- [EXERCISE REQUIREMENTS]
In the material below, the lines containing the word "their" are required; copy each of them.

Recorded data
╭──
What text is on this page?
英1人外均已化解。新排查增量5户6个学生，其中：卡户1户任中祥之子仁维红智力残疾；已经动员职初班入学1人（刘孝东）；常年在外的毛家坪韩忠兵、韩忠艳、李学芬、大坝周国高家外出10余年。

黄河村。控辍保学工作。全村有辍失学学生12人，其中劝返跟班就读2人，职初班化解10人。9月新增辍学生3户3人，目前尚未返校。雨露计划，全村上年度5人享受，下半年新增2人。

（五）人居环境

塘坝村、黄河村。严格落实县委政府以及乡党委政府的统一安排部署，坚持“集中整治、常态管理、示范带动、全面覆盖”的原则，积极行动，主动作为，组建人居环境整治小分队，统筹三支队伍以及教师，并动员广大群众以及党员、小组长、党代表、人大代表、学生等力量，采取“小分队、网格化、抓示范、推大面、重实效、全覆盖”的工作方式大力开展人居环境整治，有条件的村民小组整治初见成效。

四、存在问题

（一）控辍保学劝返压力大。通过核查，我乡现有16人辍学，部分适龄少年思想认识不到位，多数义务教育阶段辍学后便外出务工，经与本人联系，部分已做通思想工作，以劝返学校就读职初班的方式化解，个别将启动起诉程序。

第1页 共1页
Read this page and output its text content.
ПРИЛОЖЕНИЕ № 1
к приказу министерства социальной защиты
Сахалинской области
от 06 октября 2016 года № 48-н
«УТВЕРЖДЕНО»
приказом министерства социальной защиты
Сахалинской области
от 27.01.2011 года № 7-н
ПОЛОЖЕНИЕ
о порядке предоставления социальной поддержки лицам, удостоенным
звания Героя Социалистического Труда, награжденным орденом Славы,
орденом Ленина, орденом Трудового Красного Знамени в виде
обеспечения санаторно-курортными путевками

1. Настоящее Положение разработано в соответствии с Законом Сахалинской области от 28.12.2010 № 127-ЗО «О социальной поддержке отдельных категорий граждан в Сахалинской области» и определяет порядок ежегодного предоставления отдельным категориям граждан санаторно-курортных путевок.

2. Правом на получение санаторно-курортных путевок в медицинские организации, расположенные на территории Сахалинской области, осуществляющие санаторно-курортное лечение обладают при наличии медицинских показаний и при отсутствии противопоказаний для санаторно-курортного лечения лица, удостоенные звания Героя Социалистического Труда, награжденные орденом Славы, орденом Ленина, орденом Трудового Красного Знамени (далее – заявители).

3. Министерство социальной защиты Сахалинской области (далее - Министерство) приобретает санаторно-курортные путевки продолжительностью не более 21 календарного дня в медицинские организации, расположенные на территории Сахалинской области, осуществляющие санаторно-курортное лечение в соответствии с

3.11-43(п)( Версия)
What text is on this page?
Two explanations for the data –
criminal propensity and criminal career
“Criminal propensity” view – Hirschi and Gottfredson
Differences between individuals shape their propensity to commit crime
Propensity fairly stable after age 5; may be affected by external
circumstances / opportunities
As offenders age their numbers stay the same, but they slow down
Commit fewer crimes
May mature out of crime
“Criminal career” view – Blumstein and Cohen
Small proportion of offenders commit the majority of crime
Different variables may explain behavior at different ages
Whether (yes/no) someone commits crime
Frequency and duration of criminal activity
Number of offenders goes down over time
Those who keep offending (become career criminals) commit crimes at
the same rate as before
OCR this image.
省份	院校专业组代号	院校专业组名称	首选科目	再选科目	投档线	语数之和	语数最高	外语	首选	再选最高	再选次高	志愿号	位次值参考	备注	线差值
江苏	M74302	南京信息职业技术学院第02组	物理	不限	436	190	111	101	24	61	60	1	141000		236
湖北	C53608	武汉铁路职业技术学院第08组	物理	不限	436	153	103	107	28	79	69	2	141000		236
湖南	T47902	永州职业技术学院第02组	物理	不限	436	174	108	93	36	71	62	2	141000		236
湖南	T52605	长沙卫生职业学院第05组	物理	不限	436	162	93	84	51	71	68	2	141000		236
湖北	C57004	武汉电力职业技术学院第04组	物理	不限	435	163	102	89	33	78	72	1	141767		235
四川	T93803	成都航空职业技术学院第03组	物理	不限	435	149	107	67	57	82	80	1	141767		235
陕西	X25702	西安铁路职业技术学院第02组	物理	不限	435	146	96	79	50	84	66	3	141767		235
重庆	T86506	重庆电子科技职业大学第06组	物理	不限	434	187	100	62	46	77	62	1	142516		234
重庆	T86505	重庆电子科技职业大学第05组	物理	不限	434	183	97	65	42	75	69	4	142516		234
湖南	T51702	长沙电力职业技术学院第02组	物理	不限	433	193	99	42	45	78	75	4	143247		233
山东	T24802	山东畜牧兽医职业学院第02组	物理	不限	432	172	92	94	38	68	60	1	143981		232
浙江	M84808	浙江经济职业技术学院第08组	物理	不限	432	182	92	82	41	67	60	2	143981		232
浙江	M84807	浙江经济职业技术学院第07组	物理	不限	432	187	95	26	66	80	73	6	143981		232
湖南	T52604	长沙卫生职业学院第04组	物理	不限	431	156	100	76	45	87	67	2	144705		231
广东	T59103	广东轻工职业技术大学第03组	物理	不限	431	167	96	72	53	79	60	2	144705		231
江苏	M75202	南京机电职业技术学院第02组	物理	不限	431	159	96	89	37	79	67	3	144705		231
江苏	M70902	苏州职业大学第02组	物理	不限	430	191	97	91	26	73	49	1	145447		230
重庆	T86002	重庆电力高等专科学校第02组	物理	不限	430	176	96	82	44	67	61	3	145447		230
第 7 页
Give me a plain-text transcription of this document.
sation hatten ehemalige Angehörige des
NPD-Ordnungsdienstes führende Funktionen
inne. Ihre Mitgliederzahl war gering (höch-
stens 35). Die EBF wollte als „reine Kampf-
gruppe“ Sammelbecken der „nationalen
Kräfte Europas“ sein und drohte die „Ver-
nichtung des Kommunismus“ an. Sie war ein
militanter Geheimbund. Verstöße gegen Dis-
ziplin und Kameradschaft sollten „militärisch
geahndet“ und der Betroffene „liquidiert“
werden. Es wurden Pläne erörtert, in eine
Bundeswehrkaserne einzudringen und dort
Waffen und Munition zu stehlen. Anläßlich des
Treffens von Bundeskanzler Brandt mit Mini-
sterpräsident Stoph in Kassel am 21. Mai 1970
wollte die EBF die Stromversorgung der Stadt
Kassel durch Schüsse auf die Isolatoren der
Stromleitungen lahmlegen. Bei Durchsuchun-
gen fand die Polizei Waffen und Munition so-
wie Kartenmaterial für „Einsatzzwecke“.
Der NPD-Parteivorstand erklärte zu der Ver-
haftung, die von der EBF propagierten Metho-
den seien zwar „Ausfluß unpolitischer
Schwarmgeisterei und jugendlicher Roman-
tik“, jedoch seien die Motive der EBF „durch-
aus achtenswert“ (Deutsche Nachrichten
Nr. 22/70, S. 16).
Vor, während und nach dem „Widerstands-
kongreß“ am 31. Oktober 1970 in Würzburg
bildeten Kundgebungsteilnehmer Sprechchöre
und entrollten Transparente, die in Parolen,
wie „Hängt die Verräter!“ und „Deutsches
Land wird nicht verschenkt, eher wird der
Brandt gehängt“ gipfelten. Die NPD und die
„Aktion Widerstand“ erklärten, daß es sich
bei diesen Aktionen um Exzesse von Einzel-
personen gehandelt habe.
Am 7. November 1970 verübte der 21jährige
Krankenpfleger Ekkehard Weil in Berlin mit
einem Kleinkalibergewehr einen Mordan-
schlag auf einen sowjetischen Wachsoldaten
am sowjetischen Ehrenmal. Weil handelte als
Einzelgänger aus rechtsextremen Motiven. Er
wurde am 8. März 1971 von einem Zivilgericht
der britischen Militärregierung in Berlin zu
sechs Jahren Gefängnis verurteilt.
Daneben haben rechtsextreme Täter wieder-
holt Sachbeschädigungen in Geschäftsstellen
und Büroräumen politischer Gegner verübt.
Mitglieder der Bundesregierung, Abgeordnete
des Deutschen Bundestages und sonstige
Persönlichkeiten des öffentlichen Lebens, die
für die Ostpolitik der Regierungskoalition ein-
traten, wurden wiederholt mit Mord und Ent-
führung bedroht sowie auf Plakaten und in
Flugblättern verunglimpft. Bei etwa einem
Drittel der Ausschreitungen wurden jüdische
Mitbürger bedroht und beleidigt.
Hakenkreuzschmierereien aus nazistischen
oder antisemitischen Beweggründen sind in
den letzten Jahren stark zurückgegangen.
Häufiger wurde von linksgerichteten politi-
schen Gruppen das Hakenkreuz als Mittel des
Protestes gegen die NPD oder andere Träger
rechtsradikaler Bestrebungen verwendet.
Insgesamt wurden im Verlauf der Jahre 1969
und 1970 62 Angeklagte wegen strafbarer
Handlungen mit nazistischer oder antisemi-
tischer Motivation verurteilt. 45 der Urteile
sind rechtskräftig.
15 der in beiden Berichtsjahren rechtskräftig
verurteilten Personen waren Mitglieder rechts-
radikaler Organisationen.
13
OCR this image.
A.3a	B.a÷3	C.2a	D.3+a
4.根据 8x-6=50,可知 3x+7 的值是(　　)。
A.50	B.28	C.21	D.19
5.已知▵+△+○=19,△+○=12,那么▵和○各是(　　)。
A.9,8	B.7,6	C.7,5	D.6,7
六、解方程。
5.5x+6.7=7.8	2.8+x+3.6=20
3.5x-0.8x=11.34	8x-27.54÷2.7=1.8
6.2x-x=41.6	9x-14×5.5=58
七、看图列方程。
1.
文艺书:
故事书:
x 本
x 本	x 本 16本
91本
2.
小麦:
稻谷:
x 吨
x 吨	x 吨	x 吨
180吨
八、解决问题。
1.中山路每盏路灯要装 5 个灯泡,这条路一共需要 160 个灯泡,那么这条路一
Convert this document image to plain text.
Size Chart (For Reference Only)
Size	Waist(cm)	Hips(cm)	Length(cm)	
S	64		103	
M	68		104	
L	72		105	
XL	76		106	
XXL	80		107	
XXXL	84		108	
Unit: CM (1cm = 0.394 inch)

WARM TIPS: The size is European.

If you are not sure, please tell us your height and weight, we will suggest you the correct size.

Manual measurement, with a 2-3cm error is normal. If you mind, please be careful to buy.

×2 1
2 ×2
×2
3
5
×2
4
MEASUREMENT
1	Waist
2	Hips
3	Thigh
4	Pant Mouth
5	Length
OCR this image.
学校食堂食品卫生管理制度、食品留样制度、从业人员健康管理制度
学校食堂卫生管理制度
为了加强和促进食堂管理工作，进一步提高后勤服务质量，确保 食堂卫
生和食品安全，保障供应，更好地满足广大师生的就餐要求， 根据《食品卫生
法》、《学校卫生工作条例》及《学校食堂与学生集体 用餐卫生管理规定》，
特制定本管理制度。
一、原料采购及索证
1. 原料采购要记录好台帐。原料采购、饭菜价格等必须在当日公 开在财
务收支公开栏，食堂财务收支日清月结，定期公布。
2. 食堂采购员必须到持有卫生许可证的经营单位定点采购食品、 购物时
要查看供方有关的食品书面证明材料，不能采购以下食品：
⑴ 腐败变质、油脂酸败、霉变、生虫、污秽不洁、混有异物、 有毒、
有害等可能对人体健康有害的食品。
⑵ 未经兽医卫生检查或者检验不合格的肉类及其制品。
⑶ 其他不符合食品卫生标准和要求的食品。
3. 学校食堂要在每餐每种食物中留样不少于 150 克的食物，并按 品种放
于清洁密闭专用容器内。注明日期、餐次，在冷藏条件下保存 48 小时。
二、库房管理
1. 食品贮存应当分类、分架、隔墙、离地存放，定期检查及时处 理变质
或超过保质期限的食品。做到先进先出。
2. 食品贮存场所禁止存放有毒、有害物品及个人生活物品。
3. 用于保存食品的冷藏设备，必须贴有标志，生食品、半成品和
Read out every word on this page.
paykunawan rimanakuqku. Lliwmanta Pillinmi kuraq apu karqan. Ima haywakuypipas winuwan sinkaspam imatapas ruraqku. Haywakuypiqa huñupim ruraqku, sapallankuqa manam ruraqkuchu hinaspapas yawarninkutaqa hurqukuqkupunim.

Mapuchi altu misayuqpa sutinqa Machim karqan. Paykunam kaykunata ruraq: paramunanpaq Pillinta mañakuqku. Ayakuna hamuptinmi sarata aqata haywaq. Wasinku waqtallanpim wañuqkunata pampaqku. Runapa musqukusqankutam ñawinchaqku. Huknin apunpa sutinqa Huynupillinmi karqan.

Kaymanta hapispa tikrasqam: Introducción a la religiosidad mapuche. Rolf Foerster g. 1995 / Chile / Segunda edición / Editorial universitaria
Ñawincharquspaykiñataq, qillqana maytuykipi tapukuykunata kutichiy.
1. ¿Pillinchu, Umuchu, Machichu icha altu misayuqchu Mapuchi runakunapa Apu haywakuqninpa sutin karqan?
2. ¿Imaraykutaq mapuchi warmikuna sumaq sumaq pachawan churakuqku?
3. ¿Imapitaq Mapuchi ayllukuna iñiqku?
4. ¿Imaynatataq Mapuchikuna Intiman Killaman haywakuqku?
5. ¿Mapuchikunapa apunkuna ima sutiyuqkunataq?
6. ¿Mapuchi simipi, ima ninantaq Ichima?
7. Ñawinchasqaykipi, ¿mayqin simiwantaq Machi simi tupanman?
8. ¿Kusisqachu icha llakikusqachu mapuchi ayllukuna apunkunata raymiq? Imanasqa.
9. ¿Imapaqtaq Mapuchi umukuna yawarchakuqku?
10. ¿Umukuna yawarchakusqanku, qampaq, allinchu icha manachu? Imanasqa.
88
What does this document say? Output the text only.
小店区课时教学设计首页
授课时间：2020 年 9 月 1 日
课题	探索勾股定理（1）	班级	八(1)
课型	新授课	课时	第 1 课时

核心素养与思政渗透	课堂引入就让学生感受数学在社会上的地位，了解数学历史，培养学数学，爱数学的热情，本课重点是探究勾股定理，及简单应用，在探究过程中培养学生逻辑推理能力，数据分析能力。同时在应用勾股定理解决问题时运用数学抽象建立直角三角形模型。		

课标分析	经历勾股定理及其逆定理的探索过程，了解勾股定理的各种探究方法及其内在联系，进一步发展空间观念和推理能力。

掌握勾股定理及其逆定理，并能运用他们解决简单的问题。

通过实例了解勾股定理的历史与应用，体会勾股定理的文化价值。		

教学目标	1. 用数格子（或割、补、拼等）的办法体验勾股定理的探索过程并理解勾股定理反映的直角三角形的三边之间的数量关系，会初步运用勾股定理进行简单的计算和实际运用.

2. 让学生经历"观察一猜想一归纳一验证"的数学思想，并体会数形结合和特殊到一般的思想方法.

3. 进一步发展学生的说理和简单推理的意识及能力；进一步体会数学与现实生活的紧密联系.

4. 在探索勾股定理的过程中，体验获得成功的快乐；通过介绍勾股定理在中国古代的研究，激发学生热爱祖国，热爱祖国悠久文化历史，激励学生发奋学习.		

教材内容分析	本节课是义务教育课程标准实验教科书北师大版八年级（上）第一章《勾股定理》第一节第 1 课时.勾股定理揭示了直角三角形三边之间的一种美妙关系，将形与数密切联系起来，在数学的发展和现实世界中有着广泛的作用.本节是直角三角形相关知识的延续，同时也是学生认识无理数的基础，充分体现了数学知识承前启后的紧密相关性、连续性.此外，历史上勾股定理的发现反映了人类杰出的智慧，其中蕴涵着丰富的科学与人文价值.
╰──
- [EXERCISE ANSWER]
Differences between individuals shape their propensity to commit crime
As offenders age their numbers stay the same, but they slow down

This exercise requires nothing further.